>>

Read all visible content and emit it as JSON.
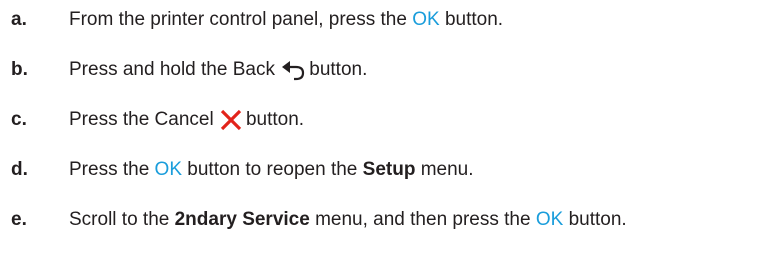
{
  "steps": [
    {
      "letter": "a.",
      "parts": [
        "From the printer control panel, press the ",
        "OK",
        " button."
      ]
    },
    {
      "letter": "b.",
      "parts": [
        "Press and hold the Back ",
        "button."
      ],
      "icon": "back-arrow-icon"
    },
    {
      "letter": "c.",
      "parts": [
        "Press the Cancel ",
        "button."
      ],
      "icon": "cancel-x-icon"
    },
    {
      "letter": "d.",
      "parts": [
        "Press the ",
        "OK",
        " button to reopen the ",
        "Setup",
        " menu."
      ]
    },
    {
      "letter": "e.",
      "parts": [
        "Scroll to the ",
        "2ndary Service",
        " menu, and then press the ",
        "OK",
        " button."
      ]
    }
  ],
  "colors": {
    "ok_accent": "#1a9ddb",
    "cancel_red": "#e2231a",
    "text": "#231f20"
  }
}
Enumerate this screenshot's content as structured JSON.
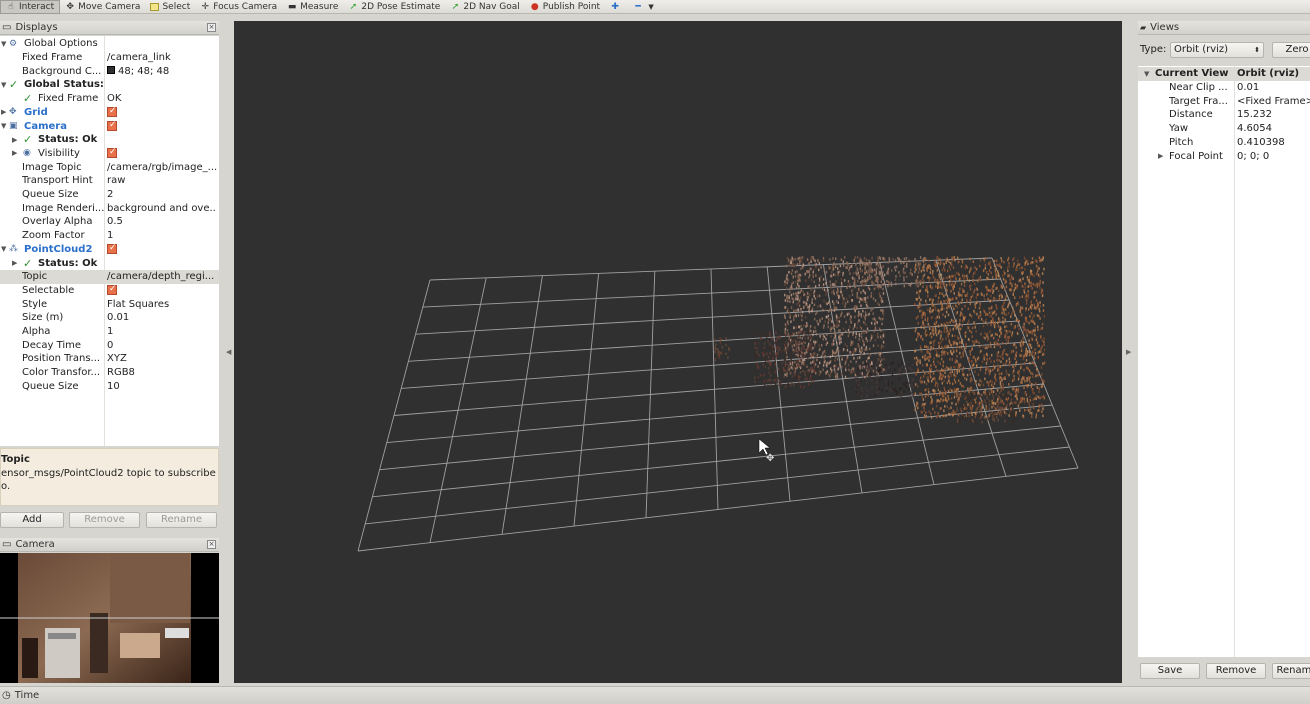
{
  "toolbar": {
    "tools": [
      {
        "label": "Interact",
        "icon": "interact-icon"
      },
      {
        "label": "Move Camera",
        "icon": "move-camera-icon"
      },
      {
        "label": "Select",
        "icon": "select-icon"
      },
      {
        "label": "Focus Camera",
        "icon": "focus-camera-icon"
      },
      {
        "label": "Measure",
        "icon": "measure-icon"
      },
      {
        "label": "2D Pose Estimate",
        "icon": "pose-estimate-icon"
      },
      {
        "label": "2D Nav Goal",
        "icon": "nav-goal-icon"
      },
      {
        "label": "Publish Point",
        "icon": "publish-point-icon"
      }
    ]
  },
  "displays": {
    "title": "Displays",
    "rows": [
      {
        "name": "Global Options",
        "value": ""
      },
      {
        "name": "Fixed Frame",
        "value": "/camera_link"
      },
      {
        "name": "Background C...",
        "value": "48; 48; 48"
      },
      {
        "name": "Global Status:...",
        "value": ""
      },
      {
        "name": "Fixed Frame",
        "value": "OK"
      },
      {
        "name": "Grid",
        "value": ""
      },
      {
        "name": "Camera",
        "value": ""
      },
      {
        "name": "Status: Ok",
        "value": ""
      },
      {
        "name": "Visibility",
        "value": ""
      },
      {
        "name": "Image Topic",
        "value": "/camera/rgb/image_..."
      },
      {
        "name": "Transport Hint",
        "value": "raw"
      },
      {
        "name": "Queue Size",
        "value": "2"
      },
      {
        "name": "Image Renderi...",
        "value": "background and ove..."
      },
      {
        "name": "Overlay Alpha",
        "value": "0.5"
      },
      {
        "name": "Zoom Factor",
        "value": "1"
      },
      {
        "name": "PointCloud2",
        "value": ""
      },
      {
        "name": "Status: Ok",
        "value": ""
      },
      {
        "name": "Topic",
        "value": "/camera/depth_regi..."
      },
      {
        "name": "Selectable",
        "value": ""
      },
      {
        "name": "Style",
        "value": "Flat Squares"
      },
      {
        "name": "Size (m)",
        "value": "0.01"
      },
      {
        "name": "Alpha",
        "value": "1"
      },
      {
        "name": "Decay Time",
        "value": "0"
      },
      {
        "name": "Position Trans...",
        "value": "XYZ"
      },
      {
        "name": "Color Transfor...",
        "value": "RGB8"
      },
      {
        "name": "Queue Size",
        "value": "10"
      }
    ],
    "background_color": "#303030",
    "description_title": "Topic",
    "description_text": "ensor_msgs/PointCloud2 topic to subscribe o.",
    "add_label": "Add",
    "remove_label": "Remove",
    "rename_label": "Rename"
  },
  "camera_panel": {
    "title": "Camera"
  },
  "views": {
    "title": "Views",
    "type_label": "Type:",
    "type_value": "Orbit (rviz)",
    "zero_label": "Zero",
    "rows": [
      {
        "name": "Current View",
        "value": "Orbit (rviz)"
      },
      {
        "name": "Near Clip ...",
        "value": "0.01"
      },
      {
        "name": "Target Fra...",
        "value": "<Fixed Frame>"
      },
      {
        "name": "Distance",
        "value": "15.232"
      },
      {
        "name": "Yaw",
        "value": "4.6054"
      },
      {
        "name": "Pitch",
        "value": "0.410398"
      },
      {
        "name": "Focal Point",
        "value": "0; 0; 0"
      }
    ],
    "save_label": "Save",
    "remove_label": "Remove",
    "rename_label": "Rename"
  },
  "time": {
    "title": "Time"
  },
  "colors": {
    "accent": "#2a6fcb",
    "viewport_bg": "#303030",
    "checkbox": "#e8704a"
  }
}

<<

## Problem requirements
Copy the listing exactly. Any image in it stays out of the copy.

## Result
Read all visible content and emit it as JSON.
{
  "steps": [
    {
      "letter": "a.",
      "parts": [
        "From the printer control panel, press the ",
        "OK",
        " button."
      ]
    },
    {
      "letter": "b.",
      "parts": [
        "Press and hold the Back ",
        "button."
      ],
      "icon": "back-arrow-icon"
    },
    {
      "letter": "c.",
      "parts": [
        "Press the Cancel ",
        "button."
      ],
      "icon": "cancel-x-icon"
    },
    {
      "letter": "d.",
      "parts": [
        "Press the ",
        "OK",
        " button to reopen the ",
        "Setup",
        " menu."
      ]
    },
    {
      "letter": "e.",
      "parts": [
        "Scroll to the ",
        "2ndary Service",
        " menu, and then press the ",
        "OK",
        " button."
      ]
    }
  ],
  "colors": {
    "ok_accent": "#1a9ddb",
    "cancel_red": "#e2231a",
    "text": "#231f20"
  }
}
Enumerate this screenshot's content as structured JSON.
{
  "toolbar": {
    "tools": [
      {
        "label": "Interact",
        "icon": "interact-icon"
      },
      {
        "label": "Move Camera",
        "icon": "move-camera-icon"
      },
      {
        "label": "Select",
        "icon": "select-icon"
      },
      {
        "label": "Focus Camera",
        "icon": "focus-camera-icon"
      },
      {
        "label": "Measure",
        "icon": "measure-icon"
      },
      {
        "label": "2D Pose Estimate",
        "icon": "pose-estimate-icon"
      },
      {
        "label": "2D Nav Goal",
        "icon": "nav-goal-icon"
      },
      {
        "label": "Publish Point",
        "icon": "publish-point-icon"
      }
    ]
  },
  "displays": {
    "title": "Displays",
    "rows": [
      {
        "name": "Global Options",
        "value": ""
      },
      {
        "name": "Fixed Frame",
        "value": "/camera_link"
      },
      {
        "name": "Background C...",
        "value": "48; 48; 48"
      },
      {
        "name": "Global Status:...",
        "value": ""
      },
      {
        "name": "Fixed Frame",
        "value": "OK"
      },
      {
        "name": "Grid",
        "value": ""
      },
      {
        "name": "Camera",
        "value": ""
      },
      {
        "name": "Status: Ok",
        "value": ""
      },
      {
        "name": "Visibility",
        "value": ""
      },
      {
        "name": "Image Topic",
        "value": "/camera/rgb/image_..."
      },
      {
        "name": "Transport Hint",
        "value": "raw"
      },
      {
        "name": "Queue Size",
        "value": "2"
      },
      {
        "name": "Image Renderi...",
        "value": "background and ove..."
      },
      {
        "name": "Overlay Alpha",
        "value": "0.5"
      },
      {
        "name": "Zoom Factor",
        "value": "1"
      },
      {
        "name": "PointCloud2",
        "value": ""
      },
      {
        "name": "Status: Ok",
        "value": ""
      },
      {
        "name": "Topic",
        "value": "/camera/depth_regi..."
      },
      {
        "name": "Selectable",
        "value": ""
      },
      {
        "name": "Style",
        "value": "Flat Squares"
      },
      {
        "name": "Size (m)",
        "value": "0.01"
      },
      {
        "name": "Alpha",
        "value": "1"
      },
      {
        "name": "Decay Time",
        "value": "0"
      },
      {
        "name": "Position Trans...",
        "value": "XYZ"
      },
      {
        "name": "Color Transfor...",
        "value": "RGB8"
      },
      {
        "name": "Queue Size",
        "value": "10"
      }
    ],
    "background_color": "#303030",
    "description_title": "Topic",
    "description_text": "ensor_msgs/PointCloud2 topic to subscribe o.",
    "add_label": "Add",
    "remove_label": "Remove",
    "rename_label": "Rename"
  },
  "camera_panel": {
    "title": "Camera"
  },
  "views": {
    "title": "Views",
    "type_label": "Type:",
    "type_value": "Orbit (rviz)",
    "zero_label": "Zero",
    "rows": [
      {
        "name": "Current View",
        "value": "Orbit (rviz)"
      },
      {
        "name": "Near Clip ...",
        "value": "0.01"
      },
      {
        "name": "Target Fra...",
        "value": "<Fixed Frame>"
      },
      {
        "name": "Distance",
        "value": "15.232"
      },
      {
        "name": "Yaw",
        "value": "4.6054"
      },
      {
        "name": "Pitch",
        "value": "0.410398"
      },
      {
        "name": "Focal Point",
        "value": "0; 0; 0"
      }
    ],
    "save_label": "Save",
    "remove_label": "Remove",
    "rename_label": "Rename"
  },
  "time": {
    "title": "Time"
  },
  "colors": {
    "accent": "#2a6fcb",
    "viewport_bg": "#303030",
    "checkbox": "#e8704a"
  }
}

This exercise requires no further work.